# [Task to carry out]
Gather every line of the entries that includes the word "from".

┌──

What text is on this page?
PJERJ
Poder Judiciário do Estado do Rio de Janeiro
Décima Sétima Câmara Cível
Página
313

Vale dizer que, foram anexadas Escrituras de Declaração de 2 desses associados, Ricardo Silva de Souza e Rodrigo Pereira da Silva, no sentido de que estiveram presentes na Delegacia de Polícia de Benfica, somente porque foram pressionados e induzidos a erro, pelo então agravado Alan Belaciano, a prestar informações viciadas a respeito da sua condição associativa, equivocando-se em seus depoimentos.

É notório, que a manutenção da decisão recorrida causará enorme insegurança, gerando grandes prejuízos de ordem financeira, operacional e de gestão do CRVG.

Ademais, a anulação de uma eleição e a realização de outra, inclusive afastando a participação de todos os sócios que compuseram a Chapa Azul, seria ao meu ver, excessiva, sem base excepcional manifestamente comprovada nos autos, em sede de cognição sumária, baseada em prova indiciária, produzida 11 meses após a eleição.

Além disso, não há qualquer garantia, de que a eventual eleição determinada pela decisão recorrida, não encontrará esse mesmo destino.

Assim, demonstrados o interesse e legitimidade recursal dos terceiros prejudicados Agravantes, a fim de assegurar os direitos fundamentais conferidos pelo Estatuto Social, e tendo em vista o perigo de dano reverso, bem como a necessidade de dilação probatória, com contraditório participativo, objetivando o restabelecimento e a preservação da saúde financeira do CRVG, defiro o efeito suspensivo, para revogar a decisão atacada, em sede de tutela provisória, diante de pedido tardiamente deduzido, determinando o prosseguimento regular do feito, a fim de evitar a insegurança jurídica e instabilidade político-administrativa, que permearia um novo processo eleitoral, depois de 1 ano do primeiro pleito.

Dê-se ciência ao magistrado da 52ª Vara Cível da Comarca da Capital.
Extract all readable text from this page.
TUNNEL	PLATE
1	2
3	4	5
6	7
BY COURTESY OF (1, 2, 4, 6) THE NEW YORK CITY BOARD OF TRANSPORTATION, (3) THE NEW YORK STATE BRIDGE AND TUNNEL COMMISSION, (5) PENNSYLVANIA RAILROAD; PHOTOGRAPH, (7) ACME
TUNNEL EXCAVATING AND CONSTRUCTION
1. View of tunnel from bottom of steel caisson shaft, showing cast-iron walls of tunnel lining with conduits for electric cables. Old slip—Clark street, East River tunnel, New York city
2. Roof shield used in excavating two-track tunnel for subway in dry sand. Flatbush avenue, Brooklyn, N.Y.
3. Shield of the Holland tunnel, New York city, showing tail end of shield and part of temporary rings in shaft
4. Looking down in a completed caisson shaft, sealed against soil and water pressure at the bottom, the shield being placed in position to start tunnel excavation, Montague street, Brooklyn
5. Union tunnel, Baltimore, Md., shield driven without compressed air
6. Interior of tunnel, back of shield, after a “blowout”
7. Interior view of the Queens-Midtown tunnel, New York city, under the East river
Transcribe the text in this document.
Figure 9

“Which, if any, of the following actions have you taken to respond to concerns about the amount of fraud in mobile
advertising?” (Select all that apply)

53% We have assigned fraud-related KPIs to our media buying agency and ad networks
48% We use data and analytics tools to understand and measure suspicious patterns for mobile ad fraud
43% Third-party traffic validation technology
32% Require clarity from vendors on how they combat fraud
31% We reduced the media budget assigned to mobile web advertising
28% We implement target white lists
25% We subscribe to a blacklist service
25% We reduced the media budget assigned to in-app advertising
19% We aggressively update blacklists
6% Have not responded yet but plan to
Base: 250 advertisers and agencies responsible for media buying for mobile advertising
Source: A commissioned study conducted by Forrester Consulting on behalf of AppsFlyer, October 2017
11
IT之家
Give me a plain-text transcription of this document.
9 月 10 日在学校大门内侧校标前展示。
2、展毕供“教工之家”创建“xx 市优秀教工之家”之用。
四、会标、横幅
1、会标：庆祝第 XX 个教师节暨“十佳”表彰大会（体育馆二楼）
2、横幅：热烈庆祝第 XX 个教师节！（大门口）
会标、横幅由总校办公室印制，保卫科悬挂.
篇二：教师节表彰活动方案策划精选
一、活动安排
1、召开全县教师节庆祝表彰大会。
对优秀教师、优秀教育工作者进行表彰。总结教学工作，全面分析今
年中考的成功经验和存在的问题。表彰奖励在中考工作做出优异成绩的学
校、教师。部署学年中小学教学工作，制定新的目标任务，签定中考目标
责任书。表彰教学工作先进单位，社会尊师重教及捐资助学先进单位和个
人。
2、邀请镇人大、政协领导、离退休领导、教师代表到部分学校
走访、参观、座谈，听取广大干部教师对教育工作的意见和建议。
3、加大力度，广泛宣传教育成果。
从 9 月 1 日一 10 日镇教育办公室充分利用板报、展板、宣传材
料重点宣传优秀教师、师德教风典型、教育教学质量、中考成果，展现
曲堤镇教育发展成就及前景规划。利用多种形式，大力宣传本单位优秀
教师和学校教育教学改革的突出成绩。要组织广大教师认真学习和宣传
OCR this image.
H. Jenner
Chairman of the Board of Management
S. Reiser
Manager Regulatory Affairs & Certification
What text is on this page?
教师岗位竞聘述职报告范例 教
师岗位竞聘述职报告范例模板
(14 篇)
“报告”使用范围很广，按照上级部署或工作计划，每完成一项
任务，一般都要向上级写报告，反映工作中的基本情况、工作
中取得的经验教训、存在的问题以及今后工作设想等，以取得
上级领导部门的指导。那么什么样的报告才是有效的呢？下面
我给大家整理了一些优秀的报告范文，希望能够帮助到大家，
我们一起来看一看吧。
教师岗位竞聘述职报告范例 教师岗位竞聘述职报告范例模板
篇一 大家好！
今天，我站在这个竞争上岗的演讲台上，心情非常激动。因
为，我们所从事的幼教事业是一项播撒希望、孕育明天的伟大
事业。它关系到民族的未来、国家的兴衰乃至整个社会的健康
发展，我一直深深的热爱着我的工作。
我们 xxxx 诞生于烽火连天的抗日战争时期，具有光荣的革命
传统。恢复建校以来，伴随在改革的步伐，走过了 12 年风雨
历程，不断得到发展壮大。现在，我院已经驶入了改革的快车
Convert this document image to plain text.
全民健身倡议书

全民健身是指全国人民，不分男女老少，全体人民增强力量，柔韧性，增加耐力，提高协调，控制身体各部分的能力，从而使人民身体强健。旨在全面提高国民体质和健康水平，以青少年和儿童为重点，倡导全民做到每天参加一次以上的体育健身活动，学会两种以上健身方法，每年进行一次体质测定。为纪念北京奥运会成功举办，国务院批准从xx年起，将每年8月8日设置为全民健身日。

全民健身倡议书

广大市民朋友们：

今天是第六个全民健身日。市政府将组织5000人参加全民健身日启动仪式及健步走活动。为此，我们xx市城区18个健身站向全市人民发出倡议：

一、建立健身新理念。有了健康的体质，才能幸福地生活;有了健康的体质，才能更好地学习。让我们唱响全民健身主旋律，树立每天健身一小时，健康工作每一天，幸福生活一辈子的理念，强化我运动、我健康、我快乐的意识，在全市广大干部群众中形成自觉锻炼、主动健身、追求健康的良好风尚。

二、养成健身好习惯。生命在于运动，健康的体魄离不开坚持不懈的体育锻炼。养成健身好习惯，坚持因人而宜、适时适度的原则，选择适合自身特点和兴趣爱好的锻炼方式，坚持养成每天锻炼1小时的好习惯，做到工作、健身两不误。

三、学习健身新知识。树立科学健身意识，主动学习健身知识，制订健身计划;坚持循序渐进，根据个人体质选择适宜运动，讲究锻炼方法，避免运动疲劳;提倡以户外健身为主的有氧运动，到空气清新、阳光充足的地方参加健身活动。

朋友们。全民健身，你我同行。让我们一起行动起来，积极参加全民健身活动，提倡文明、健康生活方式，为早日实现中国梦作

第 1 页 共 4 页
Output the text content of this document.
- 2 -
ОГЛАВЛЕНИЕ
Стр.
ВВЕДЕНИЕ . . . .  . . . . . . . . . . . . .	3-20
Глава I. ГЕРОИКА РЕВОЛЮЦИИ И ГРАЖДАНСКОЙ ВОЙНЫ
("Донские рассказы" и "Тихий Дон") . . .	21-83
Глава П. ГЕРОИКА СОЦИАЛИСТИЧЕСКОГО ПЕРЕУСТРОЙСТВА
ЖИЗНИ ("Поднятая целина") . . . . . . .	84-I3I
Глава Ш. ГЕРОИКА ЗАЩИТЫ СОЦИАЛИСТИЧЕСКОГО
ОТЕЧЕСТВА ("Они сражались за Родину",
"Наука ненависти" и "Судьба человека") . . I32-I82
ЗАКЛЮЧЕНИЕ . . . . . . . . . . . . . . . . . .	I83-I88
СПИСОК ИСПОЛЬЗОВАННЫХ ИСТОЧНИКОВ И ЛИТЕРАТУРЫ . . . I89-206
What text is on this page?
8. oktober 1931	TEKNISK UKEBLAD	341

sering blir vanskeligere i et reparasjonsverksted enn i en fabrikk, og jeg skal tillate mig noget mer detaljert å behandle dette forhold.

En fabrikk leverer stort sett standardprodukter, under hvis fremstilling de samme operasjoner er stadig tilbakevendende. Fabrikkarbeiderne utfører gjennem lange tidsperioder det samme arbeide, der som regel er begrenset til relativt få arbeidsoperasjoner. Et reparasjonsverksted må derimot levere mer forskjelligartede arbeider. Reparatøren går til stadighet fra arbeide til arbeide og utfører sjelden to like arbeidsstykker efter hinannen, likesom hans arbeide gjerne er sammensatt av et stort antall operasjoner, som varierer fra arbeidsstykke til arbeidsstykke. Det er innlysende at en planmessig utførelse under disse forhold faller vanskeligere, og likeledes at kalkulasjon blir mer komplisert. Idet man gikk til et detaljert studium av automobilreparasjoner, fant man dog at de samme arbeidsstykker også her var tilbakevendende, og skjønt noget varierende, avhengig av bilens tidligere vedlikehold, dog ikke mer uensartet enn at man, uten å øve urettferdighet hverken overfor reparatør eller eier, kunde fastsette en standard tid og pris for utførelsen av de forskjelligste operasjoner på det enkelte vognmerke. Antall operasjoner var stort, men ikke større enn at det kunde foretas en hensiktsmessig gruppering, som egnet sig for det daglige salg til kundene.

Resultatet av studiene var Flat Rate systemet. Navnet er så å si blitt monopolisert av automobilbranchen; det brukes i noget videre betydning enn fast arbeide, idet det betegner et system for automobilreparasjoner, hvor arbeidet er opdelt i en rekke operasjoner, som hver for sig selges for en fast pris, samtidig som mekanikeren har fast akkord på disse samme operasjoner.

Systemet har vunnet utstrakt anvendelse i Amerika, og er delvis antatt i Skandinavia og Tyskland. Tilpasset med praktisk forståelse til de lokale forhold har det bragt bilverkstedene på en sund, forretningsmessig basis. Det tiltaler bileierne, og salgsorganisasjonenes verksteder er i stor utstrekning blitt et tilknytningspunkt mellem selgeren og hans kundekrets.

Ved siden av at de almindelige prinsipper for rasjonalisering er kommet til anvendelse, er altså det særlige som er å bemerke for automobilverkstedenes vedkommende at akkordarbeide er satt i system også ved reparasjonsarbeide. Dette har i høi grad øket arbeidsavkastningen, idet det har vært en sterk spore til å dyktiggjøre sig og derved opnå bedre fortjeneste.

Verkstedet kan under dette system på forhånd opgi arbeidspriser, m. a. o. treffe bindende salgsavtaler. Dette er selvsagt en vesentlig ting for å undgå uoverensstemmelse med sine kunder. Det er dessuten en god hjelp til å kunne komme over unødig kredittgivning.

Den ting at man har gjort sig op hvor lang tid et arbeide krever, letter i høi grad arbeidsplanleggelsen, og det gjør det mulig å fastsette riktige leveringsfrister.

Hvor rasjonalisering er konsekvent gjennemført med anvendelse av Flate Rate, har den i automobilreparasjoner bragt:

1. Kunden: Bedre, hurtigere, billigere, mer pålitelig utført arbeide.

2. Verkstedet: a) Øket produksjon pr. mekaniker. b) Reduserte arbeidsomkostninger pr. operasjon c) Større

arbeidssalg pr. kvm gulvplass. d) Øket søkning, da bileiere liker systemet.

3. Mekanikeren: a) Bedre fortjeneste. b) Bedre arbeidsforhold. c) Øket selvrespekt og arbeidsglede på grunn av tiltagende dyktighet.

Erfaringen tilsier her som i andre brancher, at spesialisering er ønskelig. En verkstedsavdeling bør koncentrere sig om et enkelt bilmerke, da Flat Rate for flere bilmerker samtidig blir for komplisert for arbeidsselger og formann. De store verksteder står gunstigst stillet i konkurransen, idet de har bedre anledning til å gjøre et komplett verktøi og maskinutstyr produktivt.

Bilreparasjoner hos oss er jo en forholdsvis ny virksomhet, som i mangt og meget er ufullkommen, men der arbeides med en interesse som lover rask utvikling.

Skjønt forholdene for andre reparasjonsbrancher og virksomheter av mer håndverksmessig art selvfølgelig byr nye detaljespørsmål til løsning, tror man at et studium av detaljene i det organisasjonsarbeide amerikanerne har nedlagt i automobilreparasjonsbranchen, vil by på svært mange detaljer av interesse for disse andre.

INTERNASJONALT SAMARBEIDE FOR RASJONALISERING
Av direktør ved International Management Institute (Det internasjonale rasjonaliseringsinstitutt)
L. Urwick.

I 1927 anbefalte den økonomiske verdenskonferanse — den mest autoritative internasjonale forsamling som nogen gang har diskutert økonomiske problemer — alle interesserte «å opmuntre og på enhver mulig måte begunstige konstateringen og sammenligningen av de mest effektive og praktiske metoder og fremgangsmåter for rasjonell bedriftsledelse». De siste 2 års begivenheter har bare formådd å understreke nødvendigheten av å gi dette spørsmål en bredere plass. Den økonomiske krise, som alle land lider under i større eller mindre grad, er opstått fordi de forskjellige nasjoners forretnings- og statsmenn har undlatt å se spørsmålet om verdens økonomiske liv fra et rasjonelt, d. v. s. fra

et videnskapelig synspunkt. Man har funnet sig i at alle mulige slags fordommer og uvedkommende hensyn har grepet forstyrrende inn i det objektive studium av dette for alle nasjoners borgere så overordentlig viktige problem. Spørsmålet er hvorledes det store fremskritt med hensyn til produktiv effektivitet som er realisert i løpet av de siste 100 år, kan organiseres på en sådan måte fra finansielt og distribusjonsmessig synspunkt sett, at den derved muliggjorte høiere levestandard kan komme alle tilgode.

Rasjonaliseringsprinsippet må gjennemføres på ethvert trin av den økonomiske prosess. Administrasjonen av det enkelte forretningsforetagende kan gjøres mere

└──

# [Result of this task]
Extract all readable text from this page.
1. View of tunnel from bottom of steel caisson shaft, showing cast-iron walls of tunnel lining with conduits for electric cables. Old slip—Clark street, East River tunnel, New York city
32% Require clarity from vendors on how they combat fraud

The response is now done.